*EXERCISE DETAILS*: Pull out every line of the listing below where "секрецию" appears.

*Collected data entries*:

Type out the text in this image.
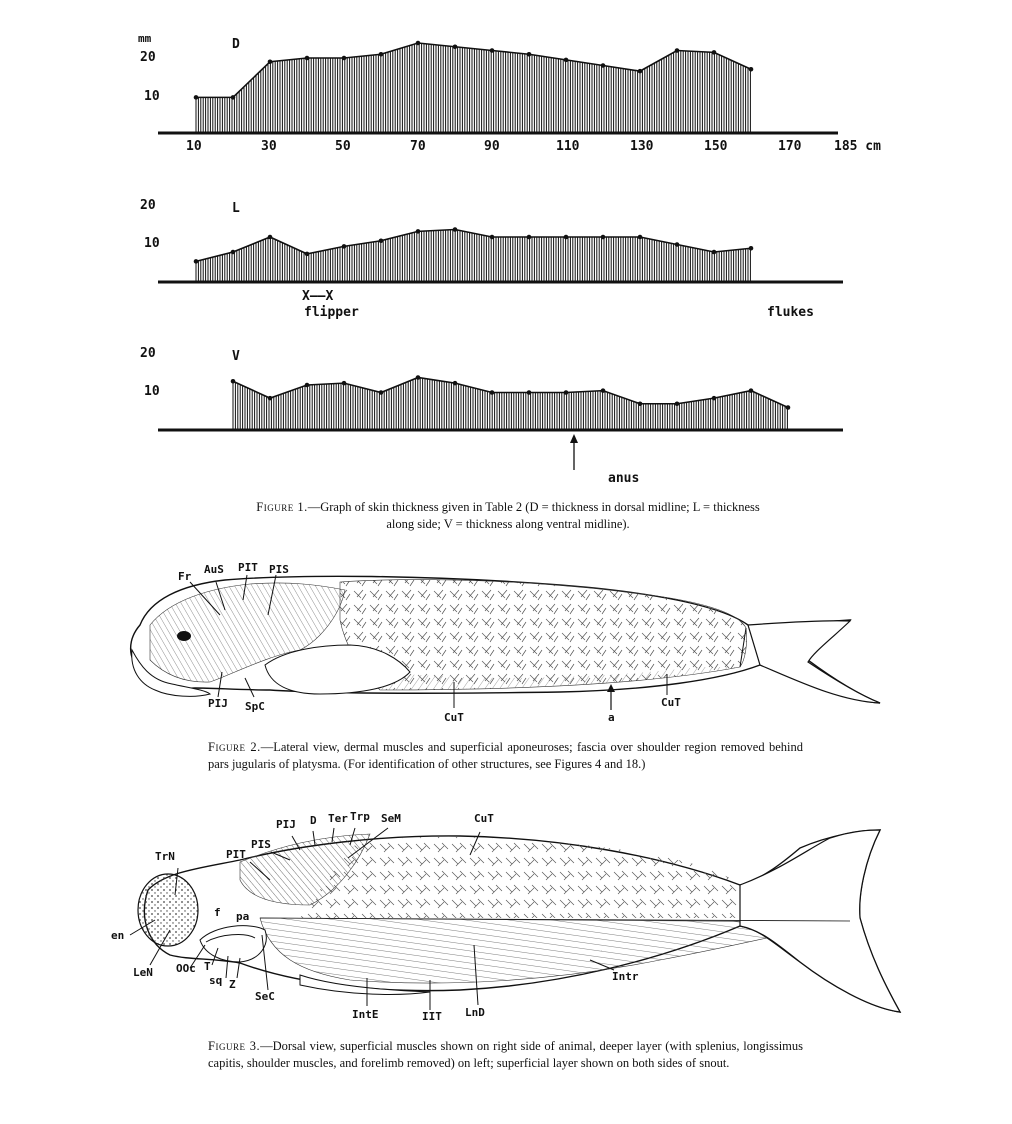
mm
20
10
D
10	30	50	70	90	110	130	150	170	185 cm
20
10
L
X——X
flipper	flukes
20
10
V
anus
Figure 1.—Graph of skin thickness given in Table 2 (D = thickness in dorsal midline; L = thickness along side; V = thickness along ventral midline).
Fr
AuS PIT PIS
PIJ SpC
CuT	a
CuT
Figure 2.—Lateral view, dermal muscles and superficial aponeuroses; fascia over shoulder region removed behind pars jugularis of platysma. (For identification of other structures, see Figures 4 and 18.)
PIJ D Ter Trp SeM	CuT
TrN	PIT
PIS
f pa
en
LeN OOc T
sq Z
SeC
IntE	IIT LnD
Intr
Figure 3.—Dorsal view, superficial muscles shown on right side of animal, deeper layer (with splenius, longissimus capitis, shoulder muscles, and forelimb removed) on left; superficial layer shown on both sides of snout.
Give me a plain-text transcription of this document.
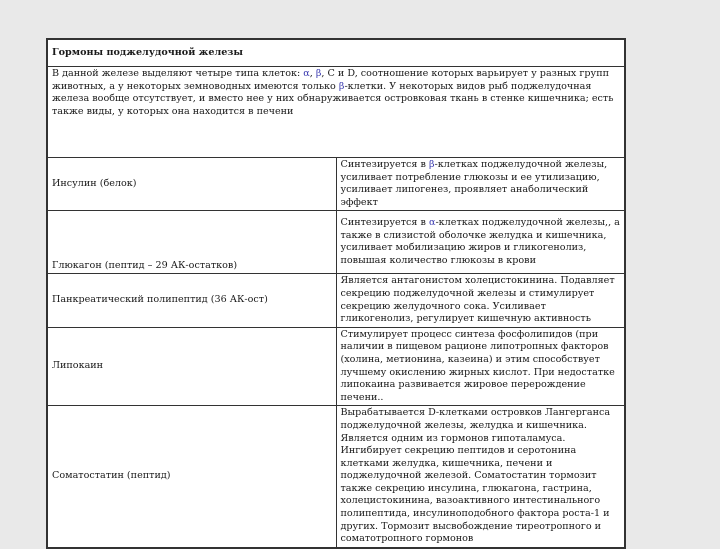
Гормоны поджелудочной железы	
В данной железе выделяют четыре типа клеток: α, β, C и D, соотношение которых варьирует у разных групп животных, а у некоторых земноводных имеются только β-клетки. У некоторых видов рыб поджелудочная железа вообще отсутствует, и вместо нее у них обнаруживается островковая ткань в стенке кишечника; есть также виды, у которых она находится в печени	
Инсулин (белок)	Синтезируется в β-клетках поджелудочной железы, усиливает потребление глюкозы и ее утилизацию, усиливает липогенез, проявляет анаболический эффект
Глюкагон (пептид – 29 АК-остатков)	Синтезируется в α-клетках поджелудочной железы,, а также в слизистой оболочке желудка и кишечника, усиливает мобилизацию жиров и гликогенолиз, повышая количество глюкозы в крови
Панкреатический полипептид (36 АК-ост)	Является антагонистом холецистокинина. Подавляет секрецию поджелудочной железы и стимулирует секрецию желудочного сока. Усиливает гликогенолиз, регулирует кишечную активность
Липокаин	Стимулирует процесс синтеза фосфолипидов (при наличии в пищевом рационе липотропных факторов (холина, метионина, казеина) и этим способствует лучшему окислению жирных кислот. При недостатке липокаина развивается жировое перерождение печени..
Соматостатин (пептид)	Вырабатывается D-клетками островков Лангерганса поджелудочной железы, желудка и кишечника. Является одним из гормонов гипоталамуса. Ингибирует секрецию пептидов и серотонина клетками желудка, кишечника, печени и поджелудочной железой. Соматостатин тормозит также секрецию инсулина, глюкагона, гастрина, холецистокинина, вазоактивного интестинального полипептида, инсулиноподобного фактора роста-1 и других. Тормозит высвобождение тиреотропного и соматотропного гормонов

*RESPONSE BELOW*:
Панкреатический полипептид (36 АК-ост)	Является антагонистом холецистокинина. Подавляет секрецию поджелудочной железы и стимулирует секрецию желудочного сока. Усиливает гликогенолиз, регулирует кишечную активность
Соматостатин (пептид)	Вырабатывается D-клетками островков Лангерганса поджелудочной железы, желудка и кишечника. Является одним из гормонов гипоталамуса. Ингибирует секрецию пептидов и серотонина клетками желудка, кишечника, печени и поджелудочной железой. Соматостатин тормозит также секрецию инсулина, глюкагона, гастрина, холецистокинина, вазоактивного интестинального полипептида, инсулиноподобного фактора роста-1 и других. Тормозит высвобождение тиреотропного и соматотропного гормонов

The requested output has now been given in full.